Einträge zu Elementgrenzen
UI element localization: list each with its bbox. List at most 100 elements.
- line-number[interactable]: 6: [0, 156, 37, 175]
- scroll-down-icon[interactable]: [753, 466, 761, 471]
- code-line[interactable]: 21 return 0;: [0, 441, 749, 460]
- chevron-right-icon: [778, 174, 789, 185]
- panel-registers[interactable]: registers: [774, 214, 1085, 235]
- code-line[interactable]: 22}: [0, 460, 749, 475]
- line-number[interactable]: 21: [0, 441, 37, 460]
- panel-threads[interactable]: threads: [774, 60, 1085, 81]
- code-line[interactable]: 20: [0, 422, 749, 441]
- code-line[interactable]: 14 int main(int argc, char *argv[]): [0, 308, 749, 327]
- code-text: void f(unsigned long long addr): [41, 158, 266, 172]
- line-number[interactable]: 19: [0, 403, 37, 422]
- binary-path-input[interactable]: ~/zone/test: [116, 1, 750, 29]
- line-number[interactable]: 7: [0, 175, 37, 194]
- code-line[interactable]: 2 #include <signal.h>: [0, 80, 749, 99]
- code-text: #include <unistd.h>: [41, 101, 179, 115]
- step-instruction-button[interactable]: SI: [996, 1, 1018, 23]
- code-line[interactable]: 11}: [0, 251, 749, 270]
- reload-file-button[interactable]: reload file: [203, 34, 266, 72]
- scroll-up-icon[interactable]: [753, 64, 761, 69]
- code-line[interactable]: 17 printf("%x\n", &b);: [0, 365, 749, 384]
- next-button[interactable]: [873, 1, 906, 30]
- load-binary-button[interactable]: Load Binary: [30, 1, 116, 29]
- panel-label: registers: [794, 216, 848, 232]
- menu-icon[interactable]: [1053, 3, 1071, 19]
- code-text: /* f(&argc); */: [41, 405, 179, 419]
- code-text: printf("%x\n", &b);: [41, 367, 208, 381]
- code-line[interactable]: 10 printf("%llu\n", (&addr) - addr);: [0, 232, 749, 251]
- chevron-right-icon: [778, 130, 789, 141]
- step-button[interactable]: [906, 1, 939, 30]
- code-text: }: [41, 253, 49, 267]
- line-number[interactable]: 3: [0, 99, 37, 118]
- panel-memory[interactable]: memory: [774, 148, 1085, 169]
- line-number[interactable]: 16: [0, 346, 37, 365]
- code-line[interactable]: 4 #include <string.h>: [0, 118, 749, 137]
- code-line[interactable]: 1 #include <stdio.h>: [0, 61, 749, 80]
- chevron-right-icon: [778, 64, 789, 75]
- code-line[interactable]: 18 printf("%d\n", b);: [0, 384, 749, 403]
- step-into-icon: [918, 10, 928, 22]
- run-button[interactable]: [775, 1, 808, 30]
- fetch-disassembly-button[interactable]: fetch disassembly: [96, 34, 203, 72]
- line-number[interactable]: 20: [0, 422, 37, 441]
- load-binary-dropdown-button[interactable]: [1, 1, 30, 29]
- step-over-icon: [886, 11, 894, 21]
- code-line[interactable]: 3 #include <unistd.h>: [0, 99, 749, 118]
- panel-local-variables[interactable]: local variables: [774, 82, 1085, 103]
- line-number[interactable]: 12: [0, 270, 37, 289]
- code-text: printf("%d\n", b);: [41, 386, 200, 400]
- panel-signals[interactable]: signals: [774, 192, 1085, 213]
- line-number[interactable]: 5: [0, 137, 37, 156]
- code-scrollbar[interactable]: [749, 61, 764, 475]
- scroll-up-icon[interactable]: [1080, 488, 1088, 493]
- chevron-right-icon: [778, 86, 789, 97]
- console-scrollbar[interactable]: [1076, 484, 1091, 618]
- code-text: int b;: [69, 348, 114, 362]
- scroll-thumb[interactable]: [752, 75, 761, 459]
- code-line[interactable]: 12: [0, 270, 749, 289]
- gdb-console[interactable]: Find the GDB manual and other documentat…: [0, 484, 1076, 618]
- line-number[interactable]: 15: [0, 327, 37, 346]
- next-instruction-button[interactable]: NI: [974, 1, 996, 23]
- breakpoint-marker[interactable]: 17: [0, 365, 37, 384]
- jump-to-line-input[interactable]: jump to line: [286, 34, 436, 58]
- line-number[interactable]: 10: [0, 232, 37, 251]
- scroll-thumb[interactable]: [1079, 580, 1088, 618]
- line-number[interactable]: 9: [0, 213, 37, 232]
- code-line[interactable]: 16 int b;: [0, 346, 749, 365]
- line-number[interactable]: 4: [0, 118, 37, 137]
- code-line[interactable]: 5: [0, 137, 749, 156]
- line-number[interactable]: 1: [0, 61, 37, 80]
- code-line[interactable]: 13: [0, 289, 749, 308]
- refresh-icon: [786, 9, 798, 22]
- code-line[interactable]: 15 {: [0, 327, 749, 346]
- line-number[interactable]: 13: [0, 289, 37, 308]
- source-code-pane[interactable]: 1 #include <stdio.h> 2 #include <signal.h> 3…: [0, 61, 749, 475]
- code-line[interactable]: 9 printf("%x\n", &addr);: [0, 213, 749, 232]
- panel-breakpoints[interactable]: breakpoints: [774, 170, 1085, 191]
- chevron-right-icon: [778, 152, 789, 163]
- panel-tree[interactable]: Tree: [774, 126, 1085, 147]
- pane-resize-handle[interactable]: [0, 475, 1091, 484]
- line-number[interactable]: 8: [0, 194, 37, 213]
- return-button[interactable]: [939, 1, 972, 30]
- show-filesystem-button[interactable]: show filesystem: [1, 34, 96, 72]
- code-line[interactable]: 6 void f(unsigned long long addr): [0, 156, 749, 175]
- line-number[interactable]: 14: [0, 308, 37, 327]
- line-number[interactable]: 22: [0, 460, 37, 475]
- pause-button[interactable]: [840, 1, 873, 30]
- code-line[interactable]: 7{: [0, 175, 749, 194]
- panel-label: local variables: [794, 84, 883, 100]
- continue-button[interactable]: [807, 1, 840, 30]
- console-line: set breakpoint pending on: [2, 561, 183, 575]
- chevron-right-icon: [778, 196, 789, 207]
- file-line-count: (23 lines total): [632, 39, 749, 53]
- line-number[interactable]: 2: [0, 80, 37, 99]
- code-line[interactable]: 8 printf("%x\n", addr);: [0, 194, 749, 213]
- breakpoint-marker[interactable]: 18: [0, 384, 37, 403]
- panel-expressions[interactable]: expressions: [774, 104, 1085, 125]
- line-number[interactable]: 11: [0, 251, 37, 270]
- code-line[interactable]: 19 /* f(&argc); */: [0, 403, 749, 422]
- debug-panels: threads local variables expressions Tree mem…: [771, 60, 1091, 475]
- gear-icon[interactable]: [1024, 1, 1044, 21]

> Schriftliche Aufgabe: Schreib sämtliche Einträge oben Zeile für Zeile ab, ohne ein Zeichen zu ändern.

> Aufgabenergebnis:
UI element localization: list each with its bbox. List at most 100 elements.
- line-number[interactable]: 6: [0, 156, 37, 175]
- scroll-down-icon[interactable]: [753, 466, 761, 471]
- code-line[interactable]: 21 return 0;: [0, 441, 749, 460]
- chevron-right-icon: [778, 174, 789, 185]
- panel-registers[interactable]: registers: [774, 214, 1085, 235]
- code-line[interactable]: 22}: [0, 460, 749, 475]
- line-number[interactable]: 21: [0, 441, 37, 460]
- panel-threads[interactable]: threads: [774, 60, 1085, 81]
- code-line[interactable]: 20: [0, 422, 749, 441]
- code-line[interactable]: 14 int main(int argc, char *argv[]): [0, 308, 749, 327]
- code-text: void f(unsigned long long addr): [41, 158, 266, 172]
- line-number[interactable]: 19: [0, 403, 37, 422]
- binary-path-input[interactable]: ~/zone/test: [116, 1, 750, 29]
- line-number[interactable]: 7: [0, 175, 37, 194]
- code-line[interactable]: 2 #include <signal.h>: [0, 80, 749, 99]
- code-text: #include <unistd.h>: [41, 101, 179, 115]
- step-instruction-button[interactable]: SI: [996, 1, 1018, 23]
- code-line[interactable]: 11}: [0, 251, 749, 270]
- reload-file-button[interactable]: reload file: [203, 34, 266, 72]
- scroll-up-icon[interactable]: [753, 64, 761, 69]
- code-line[interactable]: 17 printf("%x\n", &b);: [0, 365, 749, 384]
- next-button[interactable]: [873, 1, 906, 30]
- load-binary-button[interactable]: Load Binary: [30, 1, 116, 29]
- panel-label: registers: [794, 216, 848, 232]
- menu-icon[interactable]: [1053, 3, 1071, 19]
- code-text: /* f(&argc); */: [41, 405, 179, 419]
- code-text: printf("%x\n", &b);: [41, 367, 208, 381]
- code-line[interactable]: 10 printf("%llu\n", (&addr) - addr);: [0, 232, 749, 251]
- chevron-right-icon: [778, 130, 789, 141]
- step-button[interactable]: [906, 1, 939, 30]
- code-text: }: [41, 253, 49, 267]
- line-number[interactable]: 3: [0, 99, 37, 118]
- panel-memory[interactable]: memory: [774, 148, 1085, 169]
- line-number[interactable]: 16: [0, 346, 37, 365]
- code-line[interactable]: 4 #include <string.h>: [0, 118, 749, 137]
- code-line[interactable]: 1 #include <stdio.h>: [0, 61, 749, 80]
- chevron-right-icon: [778, 64, 789, 75]
- code-line[interactable]: 18 printf("%d\n", b);: [0, 384, 749, 403]
- step-into-icon: [918, 10, 928, 22]
- run-button[interactable]: [775, 1, 808, 30]
- fetch-disassembly-button[interactable]: fetch disassembly: [96, 34, 203, 72]
- line-number[interactable]: 20: [0, 422, 37, 441]
- load-binary-dropdown-button[interactable]: [1, 1, 30, 29]
- step-over-icon: [886, 11, 894, 21]
- code-line[interactable]: 3 #include <unistd.h>: [0, 99, 749, 118]
- panel-local-variables[interactable]: local variables: [774, 82, 1085, 103]
- line-number[interactable]: 12: [0, 270, 37, 289]
- code-text: printf("%d\n", b);: [41, 386, 200, 400]
- panel-signals[interactable]: signals: [774, 192, 1085, 213]
- line-number[interactable]: 5: [0, 137, 37, 156]
- code-scrollbar[interactable]: [749, 61, 764, 475]
- scroll-up-icon[interactable]: [1080, 488, 1088, 493]
- chevron-right-icon: [778, 86, 789, 97]
- console-scrollbar[interactable]: [1076, 484, 1091, 618]
- code-text: int b;: [69, 348, 114, 362]
- scroll-thumb[interactable]: [752, 75, 761, 459]
- code-line[interactable]: 12: [0, 270, 749, 289]
- gdb-console[interactable]: Find the GDB manual and other documentat…: [0, 484, 1076, 618]
- line-number[interactable]: 15: [0, 327, 37, 346]
- next-instruction-button[interactable]: NI: [974, 1, 996, 23]
- breakpoint-marker[interactable]: 17: [0, 365, 37, 384]
- jump-to-line-input[interactable]: jump to line: [286, 34, 436, 58]
- line-number[interactable]: 10: [0, 232, 37, 251]
- scroll-thumb[interactable]: [1079, 580, 1088, 618]
- line-number[interactable]: 9: [0, 213, 37, 232]
- code-line[interactable]: 16 int b;: [0, 346, 749, 365]
- line-number[interactable]: 4: [0, 118, 37, 137]
- code-line[interactable]: 5: [0, 137, 749, 156]
- line-number[interactable]: 1: [0, 61, 37, 80]
- code-line[interactable]: 13: [0, 289, 749, 308]
- refresh-icon: [786, 9, 798, 22]
- code-line[interactable]: 15 {: [0, 327, 749, 346]
- line-number[interactable]: 13: [0, 289, 37, 308]
- source-code-pane[interactable]: 1 #include <stdio.h> 2 #include <signal.h> 3…: [0, 61, 749, 475]
- code-line[interactable]: 9 printf("%x\n", &addr);: [0, 213, 749, 232]
- panel-breakpoints[interactable]: breakpoints: [774, 170, 1085, 191]
- chevron-right-icon: [778, 152, 789, 163]
- panel-tree[interactable]: Tree: [774, 126, 1085, 147]
- pane-resize-handle[interactable]: [0, 475, 1091, 484]
- line-number[interactable]: 8: [0, 194, 37, 213]
- return-button[interactable]: [939, 1, 972, 30]
- show-filesystem-button[interactable]: show filesystem: [1, 34, 96, 72]
- code-line[interactable]: 6 void f(unsigned long long addr): [0, 156, 749, 175]
- line-number[interactable]: 14: [0, 308, 37, 327]
- line-number[interactable]: 22: [0, 460, 37, 475]
- pause-button[interactable]: [840, 1, 873, 30]
- code-line[interactable]: 7{: [0, 175, 749, 194]
- panel-label: local variables: [794, 84, 883, 100]
- continue-button[interactable]: [807, 1, 840, 30]
- console-line: set breakpoint pending on: [2, 561, 183, 575]
- chevron-right-icon: [778, 196, 789, 207]
- file-line-count: (23 lines total): [632, 39, 749, 53]
- line-number[interactable]: 2: [0, 80, 37, 99]
- code-line[interactable]: 8 printf("%x\n", addr);: [0, 194, 749, 213]
- breakpoint-marker[interactable]: 18: [0, 384, 37, 403]
- panel-expressions[interactable]: expressions: [774, 104, 1085, 125]
- line-number[interactable]: 11: [0, 251, 37, 270]
- code-line[interactable]: 19 /* f(&argc); */: [0, 403, 749, 422]
- debug-panels: threads local variables expressions Tree mem…: [771, 60, 1091, 475]
- gear-icon[interactable]: [1024, 1, 1044, 21]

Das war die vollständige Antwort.